- Stated exercise: Please determine how many lines of the material include the word "data", and respond with nothing but that number.

-- start --

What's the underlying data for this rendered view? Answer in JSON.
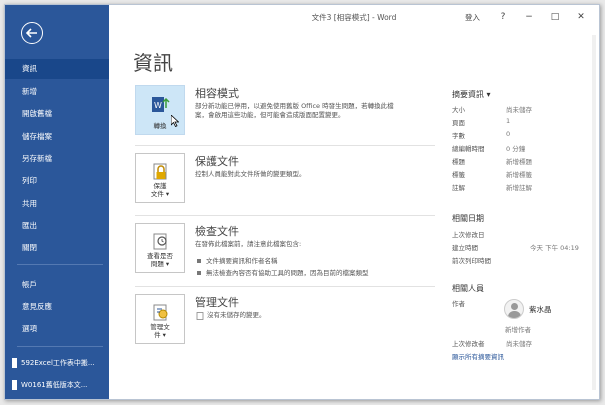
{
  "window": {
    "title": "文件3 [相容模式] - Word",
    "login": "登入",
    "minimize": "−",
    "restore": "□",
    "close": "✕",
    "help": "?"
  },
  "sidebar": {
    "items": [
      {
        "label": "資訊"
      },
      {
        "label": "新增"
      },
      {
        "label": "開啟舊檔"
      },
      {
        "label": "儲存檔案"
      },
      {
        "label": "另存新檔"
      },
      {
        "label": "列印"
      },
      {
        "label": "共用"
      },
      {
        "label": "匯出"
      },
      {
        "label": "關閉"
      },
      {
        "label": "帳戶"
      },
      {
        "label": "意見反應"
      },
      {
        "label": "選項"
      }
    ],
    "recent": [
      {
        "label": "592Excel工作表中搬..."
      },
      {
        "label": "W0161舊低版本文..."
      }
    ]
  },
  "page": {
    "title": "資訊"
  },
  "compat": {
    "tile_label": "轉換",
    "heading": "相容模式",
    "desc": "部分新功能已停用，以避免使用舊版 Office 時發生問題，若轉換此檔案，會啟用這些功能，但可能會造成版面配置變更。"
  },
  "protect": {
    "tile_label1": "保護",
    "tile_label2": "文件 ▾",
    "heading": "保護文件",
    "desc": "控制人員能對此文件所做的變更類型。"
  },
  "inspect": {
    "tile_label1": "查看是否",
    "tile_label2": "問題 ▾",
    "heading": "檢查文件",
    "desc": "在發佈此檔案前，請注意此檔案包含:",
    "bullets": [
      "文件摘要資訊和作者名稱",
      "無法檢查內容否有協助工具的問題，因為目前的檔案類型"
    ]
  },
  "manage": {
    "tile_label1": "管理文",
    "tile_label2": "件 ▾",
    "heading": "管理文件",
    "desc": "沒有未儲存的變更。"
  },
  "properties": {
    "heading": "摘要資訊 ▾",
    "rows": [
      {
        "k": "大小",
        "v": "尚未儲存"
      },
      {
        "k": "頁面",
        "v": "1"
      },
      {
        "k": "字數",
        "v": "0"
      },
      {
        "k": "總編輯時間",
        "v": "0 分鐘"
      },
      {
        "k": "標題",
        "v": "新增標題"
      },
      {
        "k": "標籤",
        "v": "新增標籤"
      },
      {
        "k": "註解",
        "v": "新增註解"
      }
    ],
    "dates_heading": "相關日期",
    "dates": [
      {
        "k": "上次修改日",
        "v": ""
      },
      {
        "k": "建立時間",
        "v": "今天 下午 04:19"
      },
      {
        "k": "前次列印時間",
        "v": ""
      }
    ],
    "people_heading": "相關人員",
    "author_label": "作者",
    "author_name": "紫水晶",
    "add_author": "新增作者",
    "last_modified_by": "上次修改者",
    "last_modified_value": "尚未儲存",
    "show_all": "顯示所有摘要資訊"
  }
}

-- end --
-- start --

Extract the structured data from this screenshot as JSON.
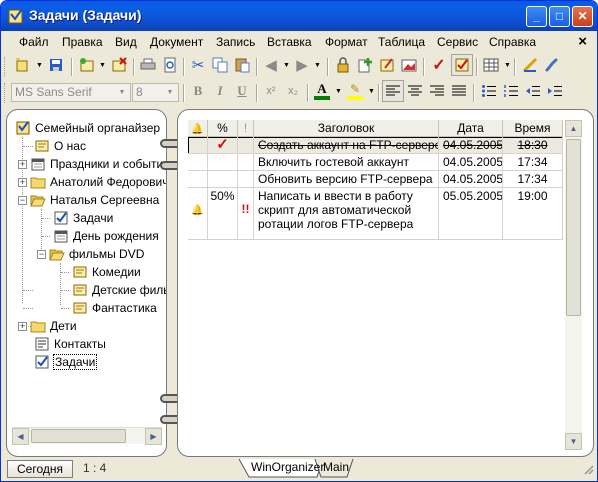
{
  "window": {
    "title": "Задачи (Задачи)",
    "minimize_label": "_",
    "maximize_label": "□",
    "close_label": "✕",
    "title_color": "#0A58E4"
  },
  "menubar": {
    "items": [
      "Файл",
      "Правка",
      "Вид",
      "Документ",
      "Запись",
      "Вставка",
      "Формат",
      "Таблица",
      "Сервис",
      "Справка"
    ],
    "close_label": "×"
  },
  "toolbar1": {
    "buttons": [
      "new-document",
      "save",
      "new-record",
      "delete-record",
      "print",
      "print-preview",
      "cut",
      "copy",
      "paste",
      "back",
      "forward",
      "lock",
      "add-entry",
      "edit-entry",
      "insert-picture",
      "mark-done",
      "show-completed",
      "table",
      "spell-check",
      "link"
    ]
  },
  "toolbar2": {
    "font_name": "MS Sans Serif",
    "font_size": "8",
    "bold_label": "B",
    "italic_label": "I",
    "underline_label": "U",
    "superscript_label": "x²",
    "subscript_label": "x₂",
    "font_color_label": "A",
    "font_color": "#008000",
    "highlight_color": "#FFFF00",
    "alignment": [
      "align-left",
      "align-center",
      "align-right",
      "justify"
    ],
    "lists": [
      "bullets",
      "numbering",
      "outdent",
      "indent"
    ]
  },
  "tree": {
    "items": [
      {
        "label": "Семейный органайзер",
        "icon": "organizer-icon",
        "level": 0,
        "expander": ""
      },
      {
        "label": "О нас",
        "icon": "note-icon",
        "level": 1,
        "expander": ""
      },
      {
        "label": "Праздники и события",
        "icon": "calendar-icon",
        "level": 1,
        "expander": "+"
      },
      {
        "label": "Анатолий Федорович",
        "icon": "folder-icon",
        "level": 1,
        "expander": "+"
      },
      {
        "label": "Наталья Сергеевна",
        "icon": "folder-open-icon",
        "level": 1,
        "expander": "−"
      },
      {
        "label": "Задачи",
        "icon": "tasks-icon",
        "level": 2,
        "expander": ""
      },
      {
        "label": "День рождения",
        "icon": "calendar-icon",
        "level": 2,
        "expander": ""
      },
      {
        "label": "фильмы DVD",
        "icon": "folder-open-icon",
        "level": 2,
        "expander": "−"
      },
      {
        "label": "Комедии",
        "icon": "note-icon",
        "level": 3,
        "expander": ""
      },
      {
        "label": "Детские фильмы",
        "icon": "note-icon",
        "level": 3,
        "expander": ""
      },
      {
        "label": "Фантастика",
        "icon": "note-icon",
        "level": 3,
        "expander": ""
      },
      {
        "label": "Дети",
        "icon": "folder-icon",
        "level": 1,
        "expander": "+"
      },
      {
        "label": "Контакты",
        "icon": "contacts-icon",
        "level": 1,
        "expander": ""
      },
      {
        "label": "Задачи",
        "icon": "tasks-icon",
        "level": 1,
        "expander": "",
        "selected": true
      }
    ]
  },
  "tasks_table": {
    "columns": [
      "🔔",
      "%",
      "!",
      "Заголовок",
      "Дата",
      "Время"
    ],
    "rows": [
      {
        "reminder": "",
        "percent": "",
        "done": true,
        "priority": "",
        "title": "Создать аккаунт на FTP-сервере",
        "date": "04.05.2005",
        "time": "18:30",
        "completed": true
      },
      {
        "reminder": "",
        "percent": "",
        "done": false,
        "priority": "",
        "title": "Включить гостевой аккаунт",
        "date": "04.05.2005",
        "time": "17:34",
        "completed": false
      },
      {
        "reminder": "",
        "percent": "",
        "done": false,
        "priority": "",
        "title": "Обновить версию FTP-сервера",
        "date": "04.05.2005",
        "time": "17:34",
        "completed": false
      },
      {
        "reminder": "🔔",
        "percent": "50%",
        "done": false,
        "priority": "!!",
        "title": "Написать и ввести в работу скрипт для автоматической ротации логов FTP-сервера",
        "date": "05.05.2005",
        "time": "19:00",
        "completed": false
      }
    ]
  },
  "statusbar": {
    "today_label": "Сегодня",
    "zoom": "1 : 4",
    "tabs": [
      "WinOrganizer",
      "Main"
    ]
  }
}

-- end --

- Exercise result: 2